(INPUT DATA begins)

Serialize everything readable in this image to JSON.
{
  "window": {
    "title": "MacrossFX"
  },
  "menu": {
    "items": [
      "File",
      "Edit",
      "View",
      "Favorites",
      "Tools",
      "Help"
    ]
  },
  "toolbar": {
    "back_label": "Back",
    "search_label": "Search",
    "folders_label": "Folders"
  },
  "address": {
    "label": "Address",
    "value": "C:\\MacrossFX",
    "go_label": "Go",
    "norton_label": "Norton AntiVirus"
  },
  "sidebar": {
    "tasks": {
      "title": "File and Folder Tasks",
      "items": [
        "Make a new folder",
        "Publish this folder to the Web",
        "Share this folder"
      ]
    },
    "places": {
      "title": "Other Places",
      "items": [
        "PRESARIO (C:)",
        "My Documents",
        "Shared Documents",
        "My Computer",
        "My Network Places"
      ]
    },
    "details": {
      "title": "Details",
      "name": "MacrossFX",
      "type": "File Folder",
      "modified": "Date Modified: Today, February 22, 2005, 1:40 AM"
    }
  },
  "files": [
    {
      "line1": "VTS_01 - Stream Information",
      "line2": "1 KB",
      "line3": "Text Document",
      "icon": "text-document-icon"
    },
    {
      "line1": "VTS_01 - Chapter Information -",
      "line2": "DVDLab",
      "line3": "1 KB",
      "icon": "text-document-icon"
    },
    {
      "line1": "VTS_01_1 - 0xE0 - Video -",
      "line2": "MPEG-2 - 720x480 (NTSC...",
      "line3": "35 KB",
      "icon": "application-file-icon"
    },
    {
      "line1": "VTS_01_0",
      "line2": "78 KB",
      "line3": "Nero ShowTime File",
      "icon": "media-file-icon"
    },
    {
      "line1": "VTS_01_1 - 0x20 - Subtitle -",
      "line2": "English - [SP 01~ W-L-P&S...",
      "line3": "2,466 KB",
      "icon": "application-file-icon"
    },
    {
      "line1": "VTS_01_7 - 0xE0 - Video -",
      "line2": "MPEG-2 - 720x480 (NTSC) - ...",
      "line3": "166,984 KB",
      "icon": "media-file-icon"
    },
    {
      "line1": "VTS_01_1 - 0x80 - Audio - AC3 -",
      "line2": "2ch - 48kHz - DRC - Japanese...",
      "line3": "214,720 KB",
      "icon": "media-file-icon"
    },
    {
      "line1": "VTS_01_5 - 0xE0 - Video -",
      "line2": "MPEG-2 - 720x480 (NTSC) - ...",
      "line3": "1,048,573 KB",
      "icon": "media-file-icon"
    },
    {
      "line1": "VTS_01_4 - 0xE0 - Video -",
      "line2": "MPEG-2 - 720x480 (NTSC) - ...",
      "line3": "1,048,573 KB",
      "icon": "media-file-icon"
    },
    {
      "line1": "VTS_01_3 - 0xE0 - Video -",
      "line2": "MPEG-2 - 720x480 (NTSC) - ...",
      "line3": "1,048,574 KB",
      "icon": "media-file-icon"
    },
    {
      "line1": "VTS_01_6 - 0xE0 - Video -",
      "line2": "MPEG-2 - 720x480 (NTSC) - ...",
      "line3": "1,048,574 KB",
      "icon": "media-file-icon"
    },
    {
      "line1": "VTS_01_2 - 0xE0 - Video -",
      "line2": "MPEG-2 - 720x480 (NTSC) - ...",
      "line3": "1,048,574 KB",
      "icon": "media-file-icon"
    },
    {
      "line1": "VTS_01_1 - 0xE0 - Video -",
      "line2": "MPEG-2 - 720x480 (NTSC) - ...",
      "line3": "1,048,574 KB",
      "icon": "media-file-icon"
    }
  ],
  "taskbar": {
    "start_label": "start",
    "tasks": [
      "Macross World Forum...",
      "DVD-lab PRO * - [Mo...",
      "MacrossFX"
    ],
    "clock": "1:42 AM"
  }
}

(INPUT DATA ends)

● INSTRUCTIONS FOR THE TASK
Look over the data and work out how many lines include the word "MacrossFX"; reply with the number only.

● SOLUTION FOR THIS PROBLEM
4